What is being asked: Can you copy out every one of the following records exactly, without changing anything?
______________________________
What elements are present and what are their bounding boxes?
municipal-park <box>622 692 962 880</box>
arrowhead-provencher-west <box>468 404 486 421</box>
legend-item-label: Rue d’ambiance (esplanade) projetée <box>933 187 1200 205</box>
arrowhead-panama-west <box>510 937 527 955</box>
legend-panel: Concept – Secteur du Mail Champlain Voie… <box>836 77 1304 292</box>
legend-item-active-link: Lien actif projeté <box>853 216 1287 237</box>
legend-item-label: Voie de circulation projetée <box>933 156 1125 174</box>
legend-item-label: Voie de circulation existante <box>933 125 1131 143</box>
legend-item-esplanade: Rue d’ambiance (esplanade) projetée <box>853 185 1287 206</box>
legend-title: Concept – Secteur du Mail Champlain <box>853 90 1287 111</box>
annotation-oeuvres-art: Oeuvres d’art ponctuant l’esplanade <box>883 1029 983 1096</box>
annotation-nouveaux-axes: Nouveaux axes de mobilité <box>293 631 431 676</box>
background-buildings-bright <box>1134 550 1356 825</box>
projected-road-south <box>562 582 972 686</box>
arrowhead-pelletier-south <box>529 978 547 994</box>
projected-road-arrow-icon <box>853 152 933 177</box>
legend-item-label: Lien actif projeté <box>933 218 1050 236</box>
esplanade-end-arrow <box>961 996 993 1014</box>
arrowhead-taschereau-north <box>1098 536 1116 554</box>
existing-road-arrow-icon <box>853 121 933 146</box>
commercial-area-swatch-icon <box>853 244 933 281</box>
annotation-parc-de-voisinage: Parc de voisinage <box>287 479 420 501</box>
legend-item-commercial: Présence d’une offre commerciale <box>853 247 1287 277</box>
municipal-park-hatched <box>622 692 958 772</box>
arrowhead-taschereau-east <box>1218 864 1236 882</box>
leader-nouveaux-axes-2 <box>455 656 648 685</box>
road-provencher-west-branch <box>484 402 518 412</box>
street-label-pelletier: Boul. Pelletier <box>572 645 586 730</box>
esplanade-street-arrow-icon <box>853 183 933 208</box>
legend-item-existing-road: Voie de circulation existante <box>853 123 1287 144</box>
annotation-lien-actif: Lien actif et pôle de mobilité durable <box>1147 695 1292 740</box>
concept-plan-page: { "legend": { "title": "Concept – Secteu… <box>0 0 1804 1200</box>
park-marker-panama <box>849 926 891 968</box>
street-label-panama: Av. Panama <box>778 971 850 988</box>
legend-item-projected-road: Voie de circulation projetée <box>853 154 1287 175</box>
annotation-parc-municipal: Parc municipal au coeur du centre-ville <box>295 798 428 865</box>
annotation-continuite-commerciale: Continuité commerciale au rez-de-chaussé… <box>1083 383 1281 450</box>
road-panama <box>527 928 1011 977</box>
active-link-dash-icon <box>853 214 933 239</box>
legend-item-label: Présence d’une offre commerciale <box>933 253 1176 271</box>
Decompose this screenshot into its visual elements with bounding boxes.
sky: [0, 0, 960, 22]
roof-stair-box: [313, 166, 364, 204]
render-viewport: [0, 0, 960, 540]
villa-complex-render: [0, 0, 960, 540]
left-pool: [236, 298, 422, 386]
______________________________
Solution for this task:
What elements are present and what are their bounding boxes?
municipal-park <box>622 692 962 880</box>
arrowhead-provencher-west <box>468 404 486 421</box>
legend-item-label: Rue d’ambiance (esplanade) projetée <box>933 187 1200 205</box>
arrowhead-panama-west <box>510 937 527 955</box>
legend-panel: Concept – Secteur du Mail Champlain Voie… <box>836 77 1304 292</box>
legend-item-active-link: Lien actif projeté <box>853 216 1287 237</box>
legend-item-label: Voie de circulation projetée <box>933 156 1125 174</box>
legend-item-label: Voie de circulation existante <box>933 125 1131 143</box>
legend-item-esplanade: Rue d’ambiance (esplanade) projetée <box>853 185 1287 206</box>
legend-title: Concept – Secteur du Mail Champlain <box>853 90 1287 111</box>
annotation-oeuvres-art: Oeuvres d’art ponctuant l’esplanade <box>883 1029 983 1096</box>
annotation-nouveaux-axes: Nouveaux axes de mobilité <box>293 631 431 676</box>
background-buildings-bright <box>1134 550 1356 825</box>
projected-road-south <box>562 582 972 686</box>
arrowhead-pelletier-south <box>529 978 547 994</box>
projected-road-arrow-icon <box>853 152 933 177</box>
legend-item-label: Lien actif projeté <box>933 218 1050 236</box>
esplanade-end-arrow <box>961 996 993 1014</box>
arrowhead-taschereau-north <box>1098 536 1116 554</box>
existing-road-arrow-icon <box>853 121 933 146</box>
commercial-area-swatch-icon <box>853 244 933 281</box>
annotation-parc-de-voisinage: Parc de voisinage <box>287 479 420 501</box>
legend-item-commercial: Présence d’une offre commerciale <box>853 247 1287 277</box>
municipal-park-hatched <box>622 692 958 772</box>
arrowhead-taschereau-east <box>1218 864 1236 882</box>
leader-nouveaux-axes-2 <box>455 656 648 685</box>
road-provencher-west-branch <box>484 402 518 412</box>
street-label-pelletier: Boul. Pelletier <box>572 645 586 730</box>
esplanade-street-arrow-icon <box>853 183 933 208</box>
legend-item-existing-road: Voie de circulation existante <box>853 123 1287 144</box>
annotation-lien-actif: Lien actif et pôle de mobilité durable <box>1147 695 1292 740</box>
concept-plan-page: { "legend": { "title": "Concept – Secteu… <box>0 0 1804 1200</box>
park-marker-panama <box>849 926 891 968</box>
street-label-panama: Av. Panama <box>778 971 850 988</box>
legend-item-projected-road: Voie de circulation projetée <box>853 154 1287 175</box>
annotation-parc-municipal: Parc municipal au coeur du centre-ville <box>295 798 428 865</box>
annotation-continuite-commerciale: Continuité commerciale au rez-de-chaussé… <box>1083 383 1281 450</box>
road-panama <box>527 928 1011 977</box>
active-link-dash-icon <box>853 214 933 239</box>
legend-item-label: Présence d’une offre commerciale <box>933 253 1176 271</box>
Decompose this screenshot into its visual elements with bounding boxes.
sky: [0, 0, 960, 22]
roof-stair-box: [313, 166, 364, 204]
render-viewport: [0, 0, 960, 540]
villa-complex-render: [0, 0, 960, 540]
left-pool: [236, 298, 422, 386]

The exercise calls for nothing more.